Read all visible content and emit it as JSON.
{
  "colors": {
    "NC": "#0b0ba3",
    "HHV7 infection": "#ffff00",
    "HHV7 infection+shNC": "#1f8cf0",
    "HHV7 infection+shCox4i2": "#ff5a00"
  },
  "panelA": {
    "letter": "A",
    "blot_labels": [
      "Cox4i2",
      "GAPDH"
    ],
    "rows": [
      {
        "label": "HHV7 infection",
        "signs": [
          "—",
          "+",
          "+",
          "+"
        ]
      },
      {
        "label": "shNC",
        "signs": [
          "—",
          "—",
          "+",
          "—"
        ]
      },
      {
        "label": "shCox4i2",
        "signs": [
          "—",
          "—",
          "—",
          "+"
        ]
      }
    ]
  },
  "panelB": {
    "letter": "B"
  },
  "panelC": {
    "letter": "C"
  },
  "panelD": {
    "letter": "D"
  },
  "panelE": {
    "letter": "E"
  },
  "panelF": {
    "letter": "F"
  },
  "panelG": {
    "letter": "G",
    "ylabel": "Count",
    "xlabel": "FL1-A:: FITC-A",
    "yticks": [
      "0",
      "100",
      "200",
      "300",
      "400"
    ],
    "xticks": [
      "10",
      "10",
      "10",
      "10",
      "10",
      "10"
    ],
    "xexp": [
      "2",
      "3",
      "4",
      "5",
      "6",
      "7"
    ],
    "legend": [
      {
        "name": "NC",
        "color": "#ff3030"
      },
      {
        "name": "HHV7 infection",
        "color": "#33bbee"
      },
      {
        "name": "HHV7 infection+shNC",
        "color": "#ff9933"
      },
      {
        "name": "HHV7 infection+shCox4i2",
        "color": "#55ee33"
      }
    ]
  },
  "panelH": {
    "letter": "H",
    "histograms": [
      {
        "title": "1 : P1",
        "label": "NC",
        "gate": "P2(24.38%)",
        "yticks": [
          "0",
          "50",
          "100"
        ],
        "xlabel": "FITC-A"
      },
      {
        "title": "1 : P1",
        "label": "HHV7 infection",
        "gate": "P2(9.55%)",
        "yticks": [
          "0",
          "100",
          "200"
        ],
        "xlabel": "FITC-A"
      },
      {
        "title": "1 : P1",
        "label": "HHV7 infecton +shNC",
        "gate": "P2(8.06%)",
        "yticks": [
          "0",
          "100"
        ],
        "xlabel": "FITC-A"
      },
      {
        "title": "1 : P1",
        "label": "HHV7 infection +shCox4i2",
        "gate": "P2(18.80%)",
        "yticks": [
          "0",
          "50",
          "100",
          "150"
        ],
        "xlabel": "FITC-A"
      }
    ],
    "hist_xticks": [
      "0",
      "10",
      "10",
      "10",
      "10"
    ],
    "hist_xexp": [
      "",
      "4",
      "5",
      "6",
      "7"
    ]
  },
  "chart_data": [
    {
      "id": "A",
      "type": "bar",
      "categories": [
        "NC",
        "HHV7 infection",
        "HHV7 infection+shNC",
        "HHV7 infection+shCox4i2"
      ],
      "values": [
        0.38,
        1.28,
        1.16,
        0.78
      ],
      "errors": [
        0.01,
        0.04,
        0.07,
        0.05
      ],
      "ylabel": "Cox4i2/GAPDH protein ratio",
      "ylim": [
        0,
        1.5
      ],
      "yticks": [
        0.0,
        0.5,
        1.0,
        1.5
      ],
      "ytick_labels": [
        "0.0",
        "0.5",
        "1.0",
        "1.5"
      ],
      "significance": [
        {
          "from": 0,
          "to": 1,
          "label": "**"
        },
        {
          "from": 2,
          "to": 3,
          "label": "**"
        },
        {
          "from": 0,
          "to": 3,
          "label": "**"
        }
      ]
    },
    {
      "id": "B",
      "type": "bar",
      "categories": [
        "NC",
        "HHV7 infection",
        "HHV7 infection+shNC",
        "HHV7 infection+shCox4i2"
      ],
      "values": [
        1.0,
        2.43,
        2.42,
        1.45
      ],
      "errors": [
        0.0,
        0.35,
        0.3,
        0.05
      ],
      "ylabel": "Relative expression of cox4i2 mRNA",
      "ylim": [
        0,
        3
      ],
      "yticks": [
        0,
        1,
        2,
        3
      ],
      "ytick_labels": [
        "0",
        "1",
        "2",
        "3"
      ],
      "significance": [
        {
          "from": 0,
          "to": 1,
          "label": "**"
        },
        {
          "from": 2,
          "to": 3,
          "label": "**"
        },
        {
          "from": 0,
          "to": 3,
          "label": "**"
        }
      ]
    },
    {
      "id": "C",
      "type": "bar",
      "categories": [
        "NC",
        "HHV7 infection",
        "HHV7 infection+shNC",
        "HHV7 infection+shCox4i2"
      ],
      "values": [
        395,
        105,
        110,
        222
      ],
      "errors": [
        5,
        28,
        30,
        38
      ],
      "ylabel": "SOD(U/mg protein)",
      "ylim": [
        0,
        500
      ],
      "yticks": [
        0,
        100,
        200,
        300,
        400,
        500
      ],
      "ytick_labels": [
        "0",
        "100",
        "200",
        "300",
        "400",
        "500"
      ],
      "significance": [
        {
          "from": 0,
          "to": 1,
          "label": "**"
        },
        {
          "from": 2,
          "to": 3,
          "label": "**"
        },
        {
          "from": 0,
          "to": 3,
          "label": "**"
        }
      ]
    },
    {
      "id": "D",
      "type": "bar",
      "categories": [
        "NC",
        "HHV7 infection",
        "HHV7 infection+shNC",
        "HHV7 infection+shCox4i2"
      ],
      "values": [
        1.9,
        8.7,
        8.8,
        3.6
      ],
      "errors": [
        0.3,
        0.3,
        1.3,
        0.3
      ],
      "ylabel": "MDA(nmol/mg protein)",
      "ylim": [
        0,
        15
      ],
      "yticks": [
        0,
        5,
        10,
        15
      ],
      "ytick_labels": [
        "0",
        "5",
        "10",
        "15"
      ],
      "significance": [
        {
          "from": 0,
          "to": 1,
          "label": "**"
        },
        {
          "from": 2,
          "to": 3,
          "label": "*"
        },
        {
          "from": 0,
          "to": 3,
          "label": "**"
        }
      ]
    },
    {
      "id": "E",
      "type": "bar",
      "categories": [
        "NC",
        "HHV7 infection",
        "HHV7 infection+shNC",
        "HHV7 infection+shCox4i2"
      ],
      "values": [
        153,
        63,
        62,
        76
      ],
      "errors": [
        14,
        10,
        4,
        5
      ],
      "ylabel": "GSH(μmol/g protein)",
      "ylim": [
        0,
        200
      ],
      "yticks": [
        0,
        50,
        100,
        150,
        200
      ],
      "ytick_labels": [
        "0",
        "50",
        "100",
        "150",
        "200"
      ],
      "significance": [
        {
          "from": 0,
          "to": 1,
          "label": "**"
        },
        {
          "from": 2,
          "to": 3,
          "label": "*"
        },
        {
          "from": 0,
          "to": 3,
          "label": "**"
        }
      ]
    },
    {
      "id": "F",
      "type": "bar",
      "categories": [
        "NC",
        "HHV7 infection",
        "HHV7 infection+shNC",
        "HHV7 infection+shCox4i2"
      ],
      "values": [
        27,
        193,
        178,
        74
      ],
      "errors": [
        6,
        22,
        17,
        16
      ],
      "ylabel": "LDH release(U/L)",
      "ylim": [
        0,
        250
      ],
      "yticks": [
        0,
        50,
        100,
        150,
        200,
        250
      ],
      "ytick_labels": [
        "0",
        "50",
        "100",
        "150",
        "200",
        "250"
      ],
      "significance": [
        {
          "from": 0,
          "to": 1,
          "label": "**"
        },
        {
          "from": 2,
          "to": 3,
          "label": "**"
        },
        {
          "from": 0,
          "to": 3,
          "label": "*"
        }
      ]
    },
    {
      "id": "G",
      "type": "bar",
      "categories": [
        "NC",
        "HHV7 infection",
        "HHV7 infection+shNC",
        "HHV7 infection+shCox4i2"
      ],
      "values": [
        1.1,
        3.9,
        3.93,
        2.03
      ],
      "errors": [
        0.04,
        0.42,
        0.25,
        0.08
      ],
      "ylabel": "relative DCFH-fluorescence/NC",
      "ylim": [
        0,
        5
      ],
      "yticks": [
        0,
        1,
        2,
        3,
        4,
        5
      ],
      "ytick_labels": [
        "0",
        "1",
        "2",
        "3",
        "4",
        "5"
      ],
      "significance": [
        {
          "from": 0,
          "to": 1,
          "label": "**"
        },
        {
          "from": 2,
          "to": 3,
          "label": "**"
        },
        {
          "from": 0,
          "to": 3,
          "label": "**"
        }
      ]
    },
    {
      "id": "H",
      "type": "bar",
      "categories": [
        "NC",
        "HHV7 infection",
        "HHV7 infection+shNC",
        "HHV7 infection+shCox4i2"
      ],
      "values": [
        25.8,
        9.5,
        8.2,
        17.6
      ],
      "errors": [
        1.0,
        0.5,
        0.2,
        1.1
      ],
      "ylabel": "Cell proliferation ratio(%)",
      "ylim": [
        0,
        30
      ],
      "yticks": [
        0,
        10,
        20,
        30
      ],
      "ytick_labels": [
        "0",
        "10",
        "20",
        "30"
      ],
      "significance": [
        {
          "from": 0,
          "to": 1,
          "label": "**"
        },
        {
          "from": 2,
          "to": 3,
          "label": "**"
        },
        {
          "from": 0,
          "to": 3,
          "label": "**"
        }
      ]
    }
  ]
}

-=-=-=-=-

__WORK TASK__.
Tally the lines of the data that contain the string "gate", and report nothing but the tally.

__RESPONSE TO THE EXERCISE__.
4